# start of Data section

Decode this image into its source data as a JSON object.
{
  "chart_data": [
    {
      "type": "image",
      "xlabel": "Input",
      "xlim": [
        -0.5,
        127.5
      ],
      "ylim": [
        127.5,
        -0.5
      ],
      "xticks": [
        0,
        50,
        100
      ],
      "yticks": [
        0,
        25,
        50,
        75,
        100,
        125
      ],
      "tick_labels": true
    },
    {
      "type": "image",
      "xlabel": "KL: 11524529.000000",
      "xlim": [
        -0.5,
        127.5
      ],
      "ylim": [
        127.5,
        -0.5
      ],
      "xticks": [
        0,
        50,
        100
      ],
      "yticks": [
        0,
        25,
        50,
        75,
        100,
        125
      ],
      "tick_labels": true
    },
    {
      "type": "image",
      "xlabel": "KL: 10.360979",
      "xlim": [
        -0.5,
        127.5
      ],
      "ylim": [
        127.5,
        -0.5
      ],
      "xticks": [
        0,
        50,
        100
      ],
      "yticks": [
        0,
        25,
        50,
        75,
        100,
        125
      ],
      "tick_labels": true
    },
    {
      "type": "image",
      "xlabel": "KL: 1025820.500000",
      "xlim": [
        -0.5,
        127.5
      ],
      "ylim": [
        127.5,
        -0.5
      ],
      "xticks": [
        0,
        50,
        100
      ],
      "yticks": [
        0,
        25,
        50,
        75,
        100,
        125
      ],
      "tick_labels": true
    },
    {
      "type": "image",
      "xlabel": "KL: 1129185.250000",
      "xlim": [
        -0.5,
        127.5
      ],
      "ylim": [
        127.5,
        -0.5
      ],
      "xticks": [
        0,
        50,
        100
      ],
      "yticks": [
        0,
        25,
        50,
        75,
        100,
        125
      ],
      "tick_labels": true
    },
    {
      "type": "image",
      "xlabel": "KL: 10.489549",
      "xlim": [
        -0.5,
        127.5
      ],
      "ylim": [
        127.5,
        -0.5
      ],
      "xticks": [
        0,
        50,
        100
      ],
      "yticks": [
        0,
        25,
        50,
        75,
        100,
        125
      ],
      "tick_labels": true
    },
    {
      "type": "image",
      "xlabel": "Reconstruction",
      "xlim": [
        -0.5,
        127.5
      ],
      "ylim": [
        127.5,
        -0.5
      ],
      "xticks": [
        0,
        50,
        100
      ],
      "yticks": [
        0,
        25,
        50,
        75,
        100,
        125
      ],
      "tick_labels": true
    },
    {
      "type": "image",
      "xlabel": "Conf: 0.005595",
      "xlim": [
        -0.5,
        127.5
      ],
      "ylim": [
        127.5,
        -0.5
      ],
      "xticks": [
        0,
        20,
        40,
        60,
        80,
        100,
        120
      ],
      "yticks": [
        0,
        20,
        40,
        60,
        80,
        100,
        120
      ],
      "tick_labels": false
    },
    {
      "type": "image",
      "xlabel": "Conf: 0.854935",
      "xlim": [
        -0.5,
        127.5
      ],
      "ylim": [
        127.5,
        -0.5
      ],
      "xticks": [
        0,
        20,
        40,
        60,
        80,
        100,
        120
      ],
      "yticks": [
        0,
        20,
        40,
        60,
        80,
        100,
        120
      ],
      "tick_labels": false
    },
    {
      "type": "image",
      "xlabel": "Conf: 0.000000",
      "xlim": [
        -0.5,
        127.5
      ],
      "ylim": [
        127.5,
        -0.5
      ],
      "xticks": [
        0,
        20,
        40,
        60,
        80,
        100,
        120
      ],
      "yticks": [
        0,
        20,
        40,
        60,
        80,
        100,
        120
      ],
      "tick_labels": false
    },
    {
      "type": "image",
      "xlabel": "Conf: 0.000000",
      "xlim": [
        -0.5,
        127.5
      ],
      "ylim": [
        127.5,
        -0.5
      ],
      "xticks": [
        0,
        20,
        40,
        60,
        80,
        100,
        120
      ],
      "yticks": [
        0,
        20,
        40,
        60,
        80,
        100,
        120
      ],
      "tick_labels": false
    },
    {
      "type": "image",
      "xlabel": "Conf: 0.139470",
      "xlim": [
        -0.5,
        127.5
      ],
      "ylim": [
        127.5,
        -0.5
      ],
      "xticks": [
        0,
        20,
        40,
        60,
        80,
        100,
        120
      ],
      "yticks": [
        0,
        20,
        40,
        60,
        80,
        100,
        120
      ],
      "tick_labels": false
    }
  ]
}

# end of Data section
# start of Data section

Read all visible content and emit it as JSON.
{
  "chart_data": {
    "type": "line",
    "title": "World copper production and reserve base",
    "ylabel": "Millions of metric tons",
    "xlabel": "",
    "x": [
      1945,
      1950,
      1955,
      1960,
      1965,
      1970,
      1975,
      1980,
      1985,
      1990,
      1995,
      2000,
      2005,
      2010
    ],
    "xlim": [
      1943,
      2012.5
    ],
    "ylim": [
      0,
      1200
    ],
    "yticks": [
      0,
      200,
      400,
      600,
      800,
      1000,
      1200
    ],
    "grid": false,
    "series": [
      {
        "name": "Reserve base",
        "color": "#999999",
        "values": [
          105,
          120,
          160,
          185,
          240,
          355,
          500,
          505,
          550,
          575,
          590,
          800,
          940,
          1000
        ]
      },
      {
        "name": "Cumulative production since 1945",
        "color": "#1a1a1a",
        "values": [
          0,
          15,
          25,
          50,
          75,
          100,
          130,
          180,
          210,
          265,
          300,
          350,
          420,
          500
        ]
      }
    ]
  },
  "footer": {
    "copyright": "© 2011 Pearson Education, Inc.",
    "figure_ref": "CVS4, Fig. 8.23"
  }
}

# end of Data section

Write out every line of the preceding listing that contains "base".

    "title": "World copper production and reserve base",
        "name": "Reserve base",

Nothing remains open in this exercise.